▶ Task
Return all lines below containing the word "Shore".

(Data entries)
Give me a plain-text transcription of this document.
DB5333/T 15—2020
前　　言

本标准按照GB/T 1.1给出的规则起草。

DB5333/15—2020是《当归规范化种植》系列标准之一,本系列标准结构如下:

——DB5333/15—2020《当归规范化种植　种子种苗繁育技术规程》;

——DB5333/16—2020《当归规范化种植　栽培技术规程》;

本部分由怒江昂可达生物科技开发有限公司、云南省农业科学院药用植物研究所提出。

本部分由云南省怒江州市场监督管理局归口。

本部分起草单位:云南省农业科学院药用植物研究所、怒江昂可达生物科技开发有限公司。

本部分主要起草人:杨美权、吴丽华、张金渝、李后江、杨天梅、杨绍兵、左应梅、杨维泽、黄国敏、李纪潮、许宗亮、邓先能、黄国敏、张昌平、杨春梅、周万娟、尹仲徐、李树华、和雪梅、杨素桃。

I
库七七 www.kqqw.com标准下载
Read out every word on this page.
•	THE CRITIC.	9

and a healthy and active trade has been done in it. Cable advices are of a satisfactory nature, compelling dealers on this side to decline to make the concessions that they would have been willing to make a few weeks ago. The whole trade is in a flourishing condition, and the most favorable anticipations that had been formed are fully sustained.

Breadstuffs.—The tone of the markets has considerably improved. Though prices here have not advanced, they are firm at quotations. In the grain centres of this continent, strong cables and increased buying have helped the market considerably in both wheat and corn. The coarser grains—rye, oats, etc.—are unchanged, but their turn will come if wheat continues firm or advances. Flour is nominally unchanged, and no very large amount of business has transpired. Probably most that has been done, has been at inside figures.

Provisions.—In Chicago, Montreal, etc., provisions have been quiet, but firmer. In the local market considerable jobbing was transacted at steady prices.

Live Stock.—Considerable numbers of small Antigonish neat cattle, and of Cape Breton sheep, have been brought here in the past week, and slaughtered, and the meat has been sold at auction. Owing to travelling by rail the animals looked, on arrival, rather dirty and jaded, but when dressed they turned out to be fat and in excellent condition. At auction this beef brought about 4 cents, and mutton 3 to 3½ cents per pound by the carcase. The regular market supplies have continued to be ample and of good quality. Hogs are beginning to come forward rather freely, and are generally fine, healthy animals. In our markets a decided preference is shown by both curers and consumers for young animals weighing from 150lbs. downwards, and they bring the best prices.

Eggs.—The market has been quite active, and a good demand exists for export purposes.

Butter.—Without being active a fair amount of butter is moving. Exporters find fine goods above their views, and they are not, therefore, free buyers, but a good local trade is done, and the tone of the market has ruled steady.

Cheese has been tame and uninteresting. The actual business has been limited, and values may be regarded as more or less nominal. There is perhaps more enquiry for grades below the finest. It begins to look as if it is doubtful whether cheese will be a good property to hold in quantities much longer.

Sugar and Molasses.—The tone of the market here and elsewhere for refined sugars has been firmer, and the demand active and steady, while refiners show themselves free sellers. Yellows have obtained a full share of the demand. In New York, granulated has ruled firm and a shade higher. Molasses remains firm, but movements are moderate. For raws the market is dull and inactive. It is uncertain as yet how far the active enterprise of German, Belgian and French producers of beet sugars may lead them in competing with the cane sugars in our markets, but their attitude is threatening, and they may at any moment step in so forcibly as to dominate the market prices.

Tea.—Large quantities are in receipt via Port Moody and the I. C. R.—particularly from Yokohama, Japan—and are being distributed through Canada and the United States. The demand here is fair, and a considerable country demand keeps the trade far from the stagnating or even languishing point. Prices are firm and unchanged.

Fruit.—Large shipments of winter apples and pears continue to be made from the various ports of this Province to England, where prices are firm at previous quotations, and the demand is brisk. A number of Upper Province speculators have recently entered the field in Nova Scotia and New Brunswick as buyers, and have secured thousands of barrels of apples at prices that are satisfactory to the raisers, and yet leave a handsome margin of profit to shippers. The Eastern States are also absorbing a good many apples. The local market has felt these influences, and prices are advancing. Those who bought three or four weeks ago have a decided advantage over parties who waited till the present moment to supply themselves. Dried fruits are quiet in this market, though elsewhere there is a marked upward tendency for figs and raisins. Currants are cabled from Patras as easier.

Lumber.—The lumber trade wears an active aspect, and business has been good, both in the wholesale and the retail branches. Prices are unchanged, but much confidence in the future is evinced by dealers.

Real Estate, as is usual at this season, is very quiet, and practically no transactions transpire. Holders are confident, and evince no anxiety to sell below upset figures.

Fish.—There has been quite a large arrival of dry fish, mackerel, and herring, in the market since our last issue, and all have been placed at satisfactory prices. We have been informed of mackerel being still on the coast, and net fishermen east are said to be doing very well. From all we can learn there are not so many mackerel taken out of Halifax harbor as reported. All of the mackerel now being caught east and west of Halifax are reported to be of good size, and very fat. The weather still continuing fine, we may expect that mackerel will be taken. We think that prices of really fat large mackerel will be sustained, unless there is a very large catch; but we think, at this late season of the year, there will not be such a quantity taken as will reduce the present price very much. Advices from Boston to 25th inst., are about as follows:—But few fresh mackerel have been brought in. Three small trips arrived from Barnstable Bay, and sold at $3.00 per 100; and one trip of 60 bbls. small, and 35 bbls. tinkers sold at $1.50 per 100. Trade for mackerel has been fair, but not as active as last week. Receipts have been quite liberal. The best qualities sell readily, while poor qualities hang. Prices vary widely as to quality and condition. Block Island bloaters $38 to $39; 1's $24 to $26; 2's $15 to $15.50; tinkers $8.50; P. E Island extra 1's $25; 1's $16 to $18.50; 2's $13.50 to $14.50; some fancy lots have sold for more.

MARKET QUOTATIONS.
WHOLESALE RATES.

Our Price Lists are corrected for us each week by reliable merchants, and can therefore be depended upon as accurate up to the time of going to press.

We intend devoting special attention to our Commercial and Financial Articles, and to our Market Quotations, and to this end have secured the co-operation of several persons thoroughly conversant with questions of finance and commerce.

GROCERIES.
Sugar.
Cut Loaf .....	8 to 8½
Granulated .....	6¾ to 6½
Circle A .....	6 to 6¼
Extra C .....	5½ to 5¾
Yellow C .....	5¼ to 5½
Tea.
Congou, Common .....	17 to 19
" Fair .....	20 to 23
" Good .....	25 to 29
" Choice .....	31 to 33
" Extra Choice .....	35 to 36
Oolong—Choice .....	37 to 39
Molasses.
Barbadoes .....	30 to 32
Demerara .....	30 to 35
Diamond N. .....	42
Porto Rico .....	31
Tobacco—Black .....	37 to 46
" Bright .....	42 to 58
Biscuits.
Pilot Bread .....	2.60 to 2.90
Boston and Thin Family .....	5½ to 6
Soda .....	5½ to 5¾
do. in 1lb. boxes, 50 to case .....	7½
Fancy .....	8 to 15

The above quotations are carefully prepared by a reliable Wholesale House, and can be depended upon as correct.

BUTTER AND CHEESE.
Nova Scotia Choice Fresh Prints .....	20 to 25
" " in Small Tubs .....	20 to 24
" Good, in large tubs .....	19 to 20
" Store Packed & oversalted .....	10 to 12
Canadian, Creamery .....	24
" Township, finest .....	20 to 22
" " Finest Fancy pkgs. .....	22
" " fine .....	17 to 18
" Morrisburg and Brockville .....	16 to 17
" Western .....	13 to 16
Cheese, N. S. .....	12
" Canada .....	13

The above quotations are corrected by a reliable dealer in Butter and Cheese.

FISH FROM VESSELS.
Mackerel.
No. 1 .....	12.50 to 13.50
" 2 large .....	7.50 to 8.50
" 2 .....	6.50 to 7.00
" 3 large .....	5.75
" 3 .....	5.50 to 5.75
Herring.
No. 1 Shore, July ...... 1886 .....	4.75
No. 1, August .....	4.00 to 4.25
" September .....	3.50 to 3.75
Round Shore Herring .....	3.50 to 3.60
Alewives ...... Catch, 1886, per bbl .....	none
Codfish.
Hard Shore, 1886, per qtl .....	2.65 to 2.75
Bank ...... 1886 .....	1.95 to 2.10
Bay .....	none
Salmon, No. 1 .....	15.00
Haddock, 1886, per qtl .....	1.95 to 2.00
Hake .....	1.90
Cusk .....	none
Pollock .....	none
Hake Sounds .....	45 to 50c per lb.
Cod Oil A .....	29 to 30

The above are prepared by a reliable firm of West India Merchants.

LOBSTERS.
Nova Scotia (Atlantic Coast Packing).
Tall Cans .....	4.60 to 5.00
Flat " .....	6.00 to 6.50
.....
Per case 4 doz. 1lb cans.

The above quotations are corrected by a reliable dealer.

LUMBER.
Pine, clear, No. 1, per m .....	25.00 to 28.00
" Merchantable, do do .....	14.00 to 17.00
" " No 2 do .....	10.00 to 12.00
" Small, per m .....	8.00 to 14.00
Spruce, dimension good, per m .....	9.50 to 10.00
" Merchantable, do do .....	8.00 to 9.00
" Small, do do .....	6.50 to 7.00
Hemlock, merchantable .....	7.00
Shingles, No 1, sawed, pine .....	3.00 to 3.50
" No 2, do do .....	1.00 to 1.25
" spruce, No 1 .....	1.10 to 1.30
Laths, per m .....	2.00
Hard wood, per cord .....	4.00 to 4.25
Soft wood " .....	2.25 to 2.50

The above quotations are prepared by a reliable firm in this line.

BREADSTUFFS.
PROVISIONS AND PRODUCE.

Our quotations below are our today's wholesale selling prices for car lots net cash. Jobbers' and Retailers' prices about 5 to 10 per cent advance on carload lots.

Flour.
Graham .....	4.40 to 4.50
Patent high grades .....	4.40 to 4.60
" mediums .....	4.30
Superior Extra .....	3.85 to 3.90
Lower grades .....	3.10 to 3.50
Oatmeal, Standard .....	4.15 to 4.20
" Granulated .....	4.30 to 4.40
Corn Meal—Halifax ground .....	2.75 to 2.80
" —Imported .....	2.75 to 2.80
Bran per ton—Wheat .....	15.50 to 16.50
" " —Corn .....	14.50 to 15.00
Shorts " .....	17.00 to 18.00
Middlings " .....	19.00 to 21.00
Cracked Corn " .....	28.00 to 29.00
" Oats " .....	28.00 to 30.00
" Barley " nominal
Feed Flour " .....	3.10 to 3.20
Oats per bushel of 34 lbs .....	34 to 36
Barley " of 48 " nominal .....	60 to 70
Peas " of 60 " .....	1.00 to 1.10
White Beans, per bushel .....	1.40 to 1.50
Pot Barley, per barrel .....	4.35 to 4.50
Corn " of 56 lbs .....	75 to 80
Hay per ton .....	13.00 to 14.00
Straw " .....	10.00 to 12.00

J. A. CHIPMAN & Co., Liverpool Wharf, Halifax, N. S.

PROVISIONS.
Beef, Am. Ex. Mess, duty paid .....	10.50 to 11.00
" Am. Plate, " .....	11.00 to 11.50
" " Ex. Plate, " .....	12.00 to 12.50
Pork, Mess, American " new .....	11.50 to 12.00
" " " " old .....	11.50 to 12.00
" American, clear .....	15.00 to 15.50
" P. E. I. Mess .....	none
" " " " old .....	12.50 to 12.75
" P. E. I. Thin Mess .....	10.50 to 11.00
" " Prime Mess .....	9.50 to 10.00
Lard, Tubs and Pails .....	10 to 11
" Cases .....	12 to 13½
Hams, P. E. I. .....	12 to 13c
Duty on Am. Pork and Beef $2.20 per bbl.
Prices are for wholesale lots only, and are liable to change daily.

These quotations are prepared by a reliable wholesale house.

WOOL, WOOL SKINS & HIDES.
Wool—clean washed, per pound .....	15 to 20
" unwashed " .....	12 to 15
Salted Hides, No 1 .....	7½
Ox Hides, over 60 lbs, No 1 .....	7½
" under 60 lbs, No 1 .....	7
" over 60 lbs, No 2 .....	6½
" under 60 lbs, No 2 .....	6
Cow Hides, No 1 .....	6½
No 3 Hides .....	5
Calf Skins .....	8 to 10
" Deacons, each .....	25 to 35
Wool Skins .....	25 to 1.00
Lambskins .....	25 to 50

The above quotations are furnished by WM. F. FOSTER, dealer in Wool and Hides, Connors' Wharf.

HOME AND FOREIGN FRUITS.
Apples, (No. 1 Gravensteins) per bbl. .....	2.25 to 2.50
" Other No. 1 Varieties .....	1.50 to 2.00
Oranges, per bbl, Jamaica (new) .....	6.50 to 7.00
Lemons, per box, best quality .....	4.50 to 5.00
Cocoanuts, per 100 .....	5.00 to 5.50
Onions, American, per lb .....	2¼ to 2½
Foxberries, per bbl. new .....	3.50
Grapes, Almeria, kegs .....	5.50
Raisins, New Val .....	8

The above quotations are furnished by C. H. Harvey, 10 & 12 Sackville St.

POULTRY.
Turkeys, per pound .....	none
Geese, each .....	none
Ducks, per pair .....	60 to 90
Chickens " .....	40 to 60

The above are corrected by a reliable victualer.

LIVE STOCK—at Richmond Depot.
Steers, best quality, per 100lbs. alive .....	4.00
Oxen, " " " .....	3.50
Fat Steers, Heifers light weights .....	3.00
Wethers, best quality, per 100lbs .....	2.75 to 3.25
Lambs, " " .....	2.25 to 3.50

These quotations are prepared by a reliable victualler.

▶ Final result
No. 1 Shore, July ...... 1886 .....	4.75
Round Shore Herring .....	3.50 to 3.60
Hard Shore, 1886, per qtl .....	2.65 to 2.75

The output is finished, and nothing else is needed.